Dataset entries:
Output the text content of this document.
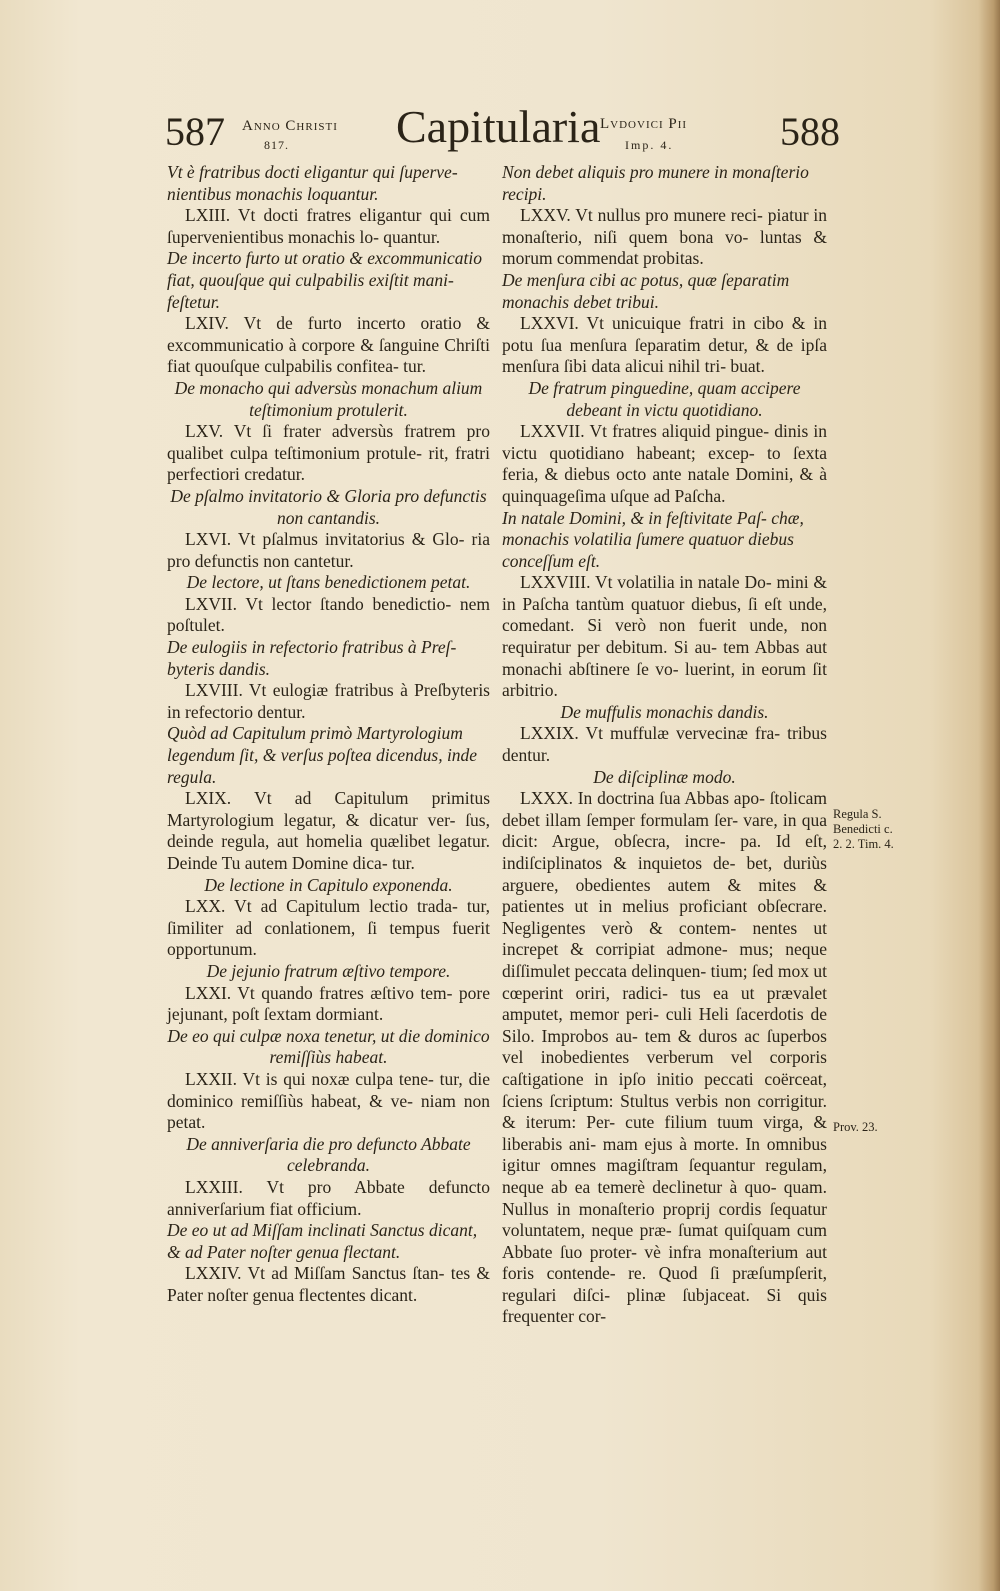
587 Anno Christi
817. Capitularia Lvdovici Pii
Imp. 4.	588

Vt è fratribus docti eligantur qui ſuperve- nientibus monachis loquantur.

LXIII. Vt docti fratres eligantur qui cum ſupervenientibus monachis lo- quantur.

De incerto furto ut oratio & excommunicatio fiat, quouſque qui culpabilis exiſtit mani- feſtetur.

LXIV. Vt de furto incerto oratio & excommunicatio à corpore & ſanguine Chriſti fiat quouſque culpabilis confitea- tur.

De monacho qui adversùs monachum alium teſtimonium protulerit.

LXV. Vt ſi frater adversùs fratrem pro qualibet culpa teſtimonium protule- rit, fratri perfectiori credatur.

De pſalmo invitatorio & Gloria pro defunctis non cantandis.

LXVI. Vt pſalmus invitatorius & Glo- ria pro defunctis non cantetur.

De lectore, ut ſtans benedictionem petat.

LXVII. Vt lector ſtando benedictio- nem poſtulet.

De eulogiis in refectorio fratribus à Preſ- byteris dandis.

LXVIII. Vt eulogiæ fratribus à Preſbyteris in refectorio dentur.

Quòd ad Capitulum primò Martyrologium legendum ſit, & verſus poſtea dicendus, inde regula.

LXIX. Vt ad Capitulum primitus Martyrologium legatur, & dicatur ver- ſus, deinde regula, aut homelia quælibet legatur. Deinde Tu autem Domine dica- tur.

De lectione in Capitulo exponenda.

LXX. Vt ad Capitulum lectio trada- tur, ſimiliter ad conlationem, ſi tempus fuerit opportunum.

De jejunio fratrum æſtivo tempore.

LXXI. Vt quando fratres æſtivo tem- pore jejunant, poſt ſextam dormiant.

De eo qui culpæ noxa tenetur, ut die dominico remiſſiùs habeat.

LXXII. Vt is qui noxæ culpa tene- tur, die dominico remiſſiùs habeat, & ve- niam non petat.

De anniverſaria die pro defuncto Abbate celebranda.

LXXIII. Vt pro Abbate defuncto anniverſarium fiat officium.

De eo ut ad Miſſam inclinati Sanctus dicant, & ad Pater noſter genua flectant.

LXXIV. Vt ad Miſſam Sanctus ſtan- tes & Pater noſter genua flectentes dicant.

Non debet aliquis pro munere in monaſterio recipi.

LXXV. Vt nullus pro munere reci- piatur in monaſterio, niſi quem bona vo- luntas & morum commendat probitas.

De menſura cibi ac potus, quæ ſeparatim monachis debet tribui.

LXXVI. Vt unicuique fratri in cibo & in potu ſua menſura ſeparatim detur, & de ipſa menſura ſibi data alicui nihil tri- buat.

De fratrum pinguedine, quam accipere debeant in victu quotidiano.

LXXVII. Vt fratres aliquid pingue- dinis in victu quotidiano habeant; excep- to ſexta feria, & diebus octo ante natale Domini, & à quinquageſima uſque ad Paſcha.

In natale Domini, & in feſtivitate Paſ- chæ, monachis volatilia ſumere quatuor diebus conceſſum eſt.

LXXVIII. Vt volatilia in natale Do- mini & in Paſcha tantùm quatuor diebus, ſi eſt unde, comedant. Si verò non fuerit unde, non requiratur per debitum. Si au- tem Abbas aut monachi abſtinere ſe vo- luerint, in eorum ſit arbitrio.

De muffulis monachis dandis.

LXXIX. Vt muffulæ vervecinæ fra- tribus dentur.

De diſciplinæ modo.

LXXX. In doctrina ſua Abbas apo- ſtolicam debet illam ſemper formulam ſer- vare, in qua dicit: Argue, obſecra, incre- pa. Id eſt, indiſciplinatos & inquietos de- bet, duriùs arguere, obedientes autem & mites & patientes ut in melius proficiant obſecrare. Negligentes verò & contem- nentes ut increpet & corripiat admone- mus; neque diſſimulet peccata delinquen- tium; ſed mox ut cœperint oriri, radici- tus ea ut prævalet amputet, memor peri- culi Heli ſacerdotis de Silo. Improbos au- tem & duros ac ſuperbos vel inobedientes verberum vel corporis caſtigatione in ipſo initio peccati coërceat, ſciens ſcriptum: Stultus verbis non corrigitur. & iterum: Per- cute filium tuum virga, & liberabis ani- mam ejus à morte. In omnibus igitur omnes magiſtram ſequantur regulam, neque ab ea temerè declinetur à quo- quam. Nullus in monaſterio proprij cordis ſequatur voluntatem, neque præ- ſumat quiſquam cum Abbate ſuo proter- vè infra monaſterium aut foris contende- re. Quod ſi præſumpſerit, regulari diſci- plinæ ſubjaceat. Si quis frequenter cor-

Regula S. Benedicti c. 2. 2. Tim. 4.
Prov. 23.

* * *

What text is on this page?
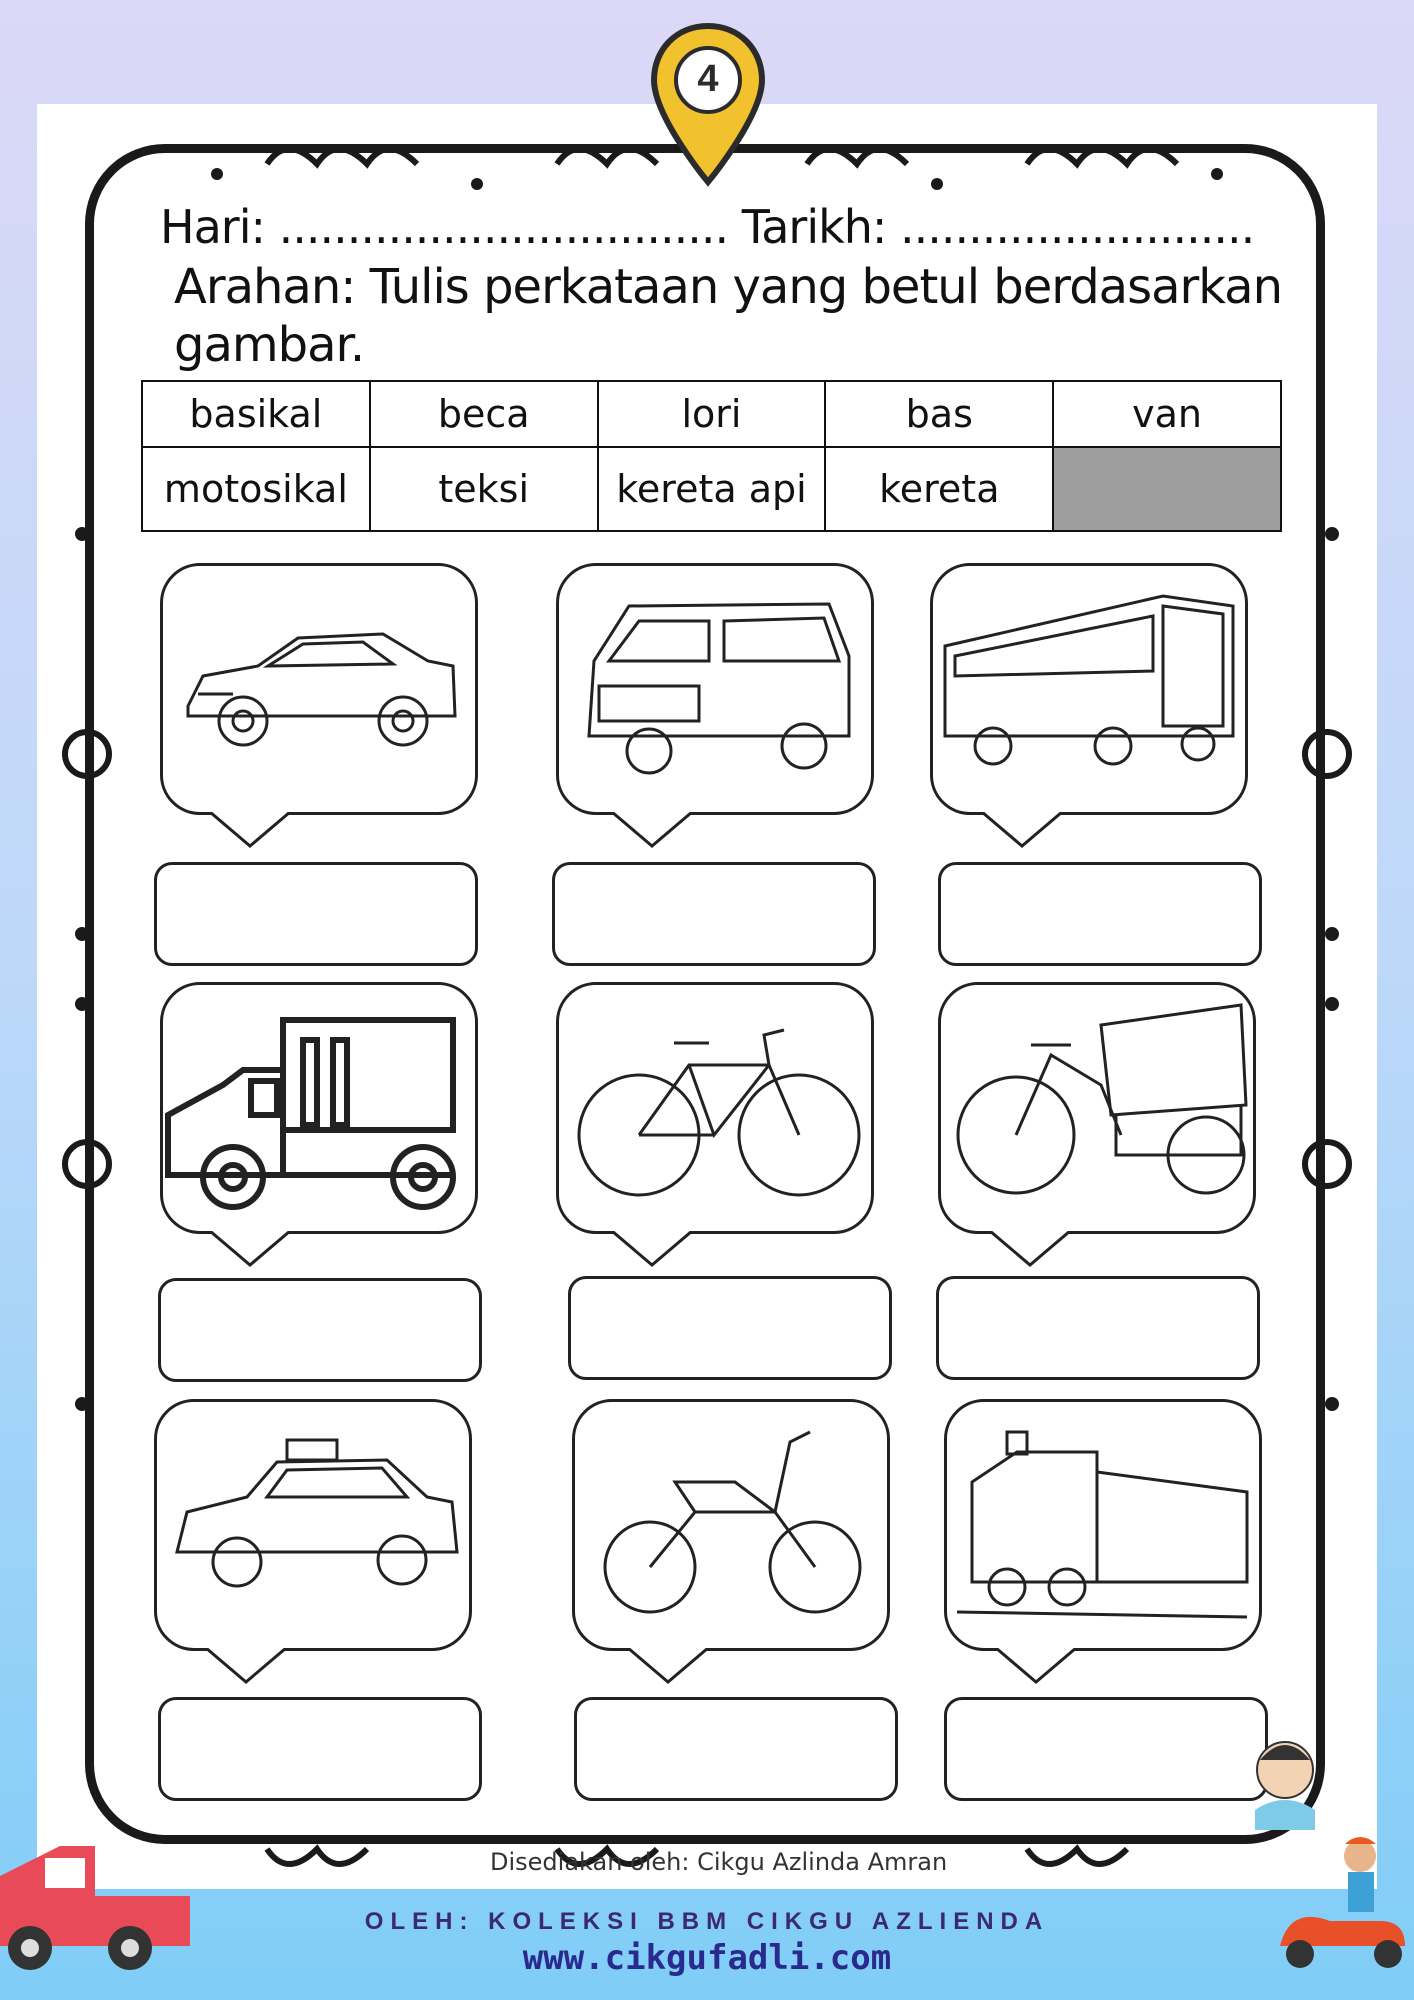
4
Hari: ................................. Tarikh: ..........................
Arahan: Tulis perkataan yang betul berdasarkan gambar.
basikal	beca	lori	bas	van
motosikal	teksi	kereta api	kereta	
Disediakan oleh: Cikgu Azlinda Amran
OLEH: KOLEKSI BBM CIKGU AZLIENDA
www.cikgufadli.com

◆ **Given request**: Go through the data and count each line that has the word "monachis", then give the total alone.

◆ **Response**: 5